** Jobs **
**1.** Could you print the passage of the account of 3D modeling sculptures and murals below that opens with the words containing "At the align" and closes with "completely from scratch."?
**2.** Can you carry on the account of 3D modeling sculptures and murals below, picking up after its last sentence?

** Text section **
At the align and dense cloud steps, I removed any points not associated with the sculpture, such as the environment around it and pedestrians who passed by while I was capturing the images, so that the model that was produced at the mesh and texture steps reflected the sculpture as exactly as possible.2 Some of the models were imported into the Blender three-dimensional computer graphics software program for additional editing.3 The Kalief Browder: The Box model4 was generated completely in Blender because the transparent material used in the actual sculpture would not allow for photogrammetric processing. Instead, I downloaded images that matched the variety of surfaces on the sculpture, I used Canva to replicate the etching on the sides of it, and built the model completely from scratch. 

In order to generate the mural models, I used the Polycam LiDAR 3D Scanner mobile application on an iPad Pro which required a completely different third process. Due to the height of the murals, I was unable to use the LiDAR scanning feature and instead used the application’s feature that captures a number of photographs via the device’s camera as the user walks across the space, angling up and down along the way to ensure all corners of the mural were captured. The software generated models based on those photos and I downloaded the .jpg photographs and the .obj, .mtl, and .png model files. Those were imported into Blender, as well, to remove extraneous pieces from the model, like the sky and surrounding environment. I used this same method for the final two outdoor sculptures Brick House and Three Figures5

@steamfrank

3D modeling the Three Figures (1984) sculpture by Joseph C. Bailey using the Polycam LiDAR 3D Scanner app

♬ original sound - Take45

Figure 2 TikTok of 3D modeling the Three Figures (1984) sculpture by Joseph C. Bailey using the Polycam LiDAR 3D Scanner app. 

When I returned to re-capture them using the Polycam LiDAR 3D Scanner mobile application instead of the formal photogrammetry setup. This was initially a test because I happened to pass by the Brick House sculpture while I was on the University of Pennsylvania campus for a workshop and it turned out to work quite well with extremely low effort. I simply downloaded the mobile application to my iPhone XR, reactivated my subscription, followed the same photography and model generation workflow, and cleaned them up in Blender. Upon reflection, I would recommend this workflow over the other depending on the project timeline and funding. This latter workflow is much simpler and does the bulk of the work within the mobile application, but it requires a monthly or annual paid subscription in order to download the models. The Agisoft Metashape photogrammetry workflow is a lot more involved and requires a device with a pretty advanced graphics card, but the hardware and software are available for one flat rate. As such, the user would need to decide how much time and funding is available for this type of project and make decisions around hardware and software accordingly.

** Records of elements and coordinates **

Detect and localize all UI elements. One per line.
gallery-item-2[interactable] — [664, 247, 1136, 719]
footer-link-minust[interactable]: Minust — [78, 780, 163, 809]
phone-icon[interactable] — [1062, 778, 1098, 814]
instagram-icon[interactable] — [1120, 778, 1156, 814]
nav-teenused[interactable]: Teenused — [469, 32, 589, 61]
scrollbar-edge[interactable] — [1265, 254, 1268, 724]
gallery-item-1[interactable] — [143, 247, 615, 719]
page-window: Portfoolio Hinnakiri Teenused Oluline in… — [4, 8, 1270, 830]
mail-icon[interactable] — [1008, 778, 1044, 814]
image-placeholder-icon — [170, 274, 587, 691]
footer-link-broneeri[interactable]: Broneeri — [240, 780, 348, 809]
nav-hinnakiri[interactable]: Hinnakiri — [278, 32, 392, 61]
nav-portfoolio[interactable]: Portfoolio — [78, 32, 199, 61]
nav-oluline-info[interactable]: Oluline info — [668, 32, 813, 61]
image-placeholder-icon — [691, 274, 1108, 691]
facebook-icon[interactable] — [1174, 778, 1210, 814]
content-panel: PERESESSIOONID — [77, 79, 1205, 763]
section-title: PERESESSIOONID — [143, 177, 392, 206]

** Responses **
**1.**
At the align and dense cloud steps, I removed any points not associated with the sculpture, such as the environment around it and pedestrians who passed by while I was capturing the images, so that the model that was produced at the mesh and texture steps reflected the sculpture as exactly as possible.2 Some of the models were imported into the Blender three-dimensional computer graphics software program for additional editing.3 The Kalief Browder: The Box model4 was generated completely in Blender because the transparent material used in the actual sculpture would not allow for photogrammetric processing. Instead, I downloaded images that matched the variety of surfaces on the sculpture, I used Canva to replicate the etching on the sides of it, and built the model completely from scratch.

**2.**
After generating these models, as well as those of the aforementioned African sculptures and instruments, they were uploaded to the Sketchfab three-dimensional modeling platform in separate collections by type so that the models would be publicly viewable: outdoor sculptures (Figure 3),6 murals (Figure 4),7 African sculptures (Figure 5),8 and African instruments (Figure 6).9 

Figure 3: outdoor sculptures 

Figure 4: murals

Figure 5: African sculptures

Figure 6: African instruments

Additionally, I considered the ethical issues surrounding making the models downloadable. The increased digital visibility of these public artworks was a driving force throughout the entire project, but there are issues surrounding the game development industry that typically isolates Black players and other underrepresented groups (Collins, 1998; Gray, 2012; Higgin, 2009) using those models out of context in games. With that in mind, I decided to upload the models as public collections without the option to download so that they could be shared widely with limited risk of being exploited. An expert modeler could potentially build the model from scratch or even embark on their own photogrammetric journey but at least the general game developer seeking easy access to modeled Black art would be discouraged to use these.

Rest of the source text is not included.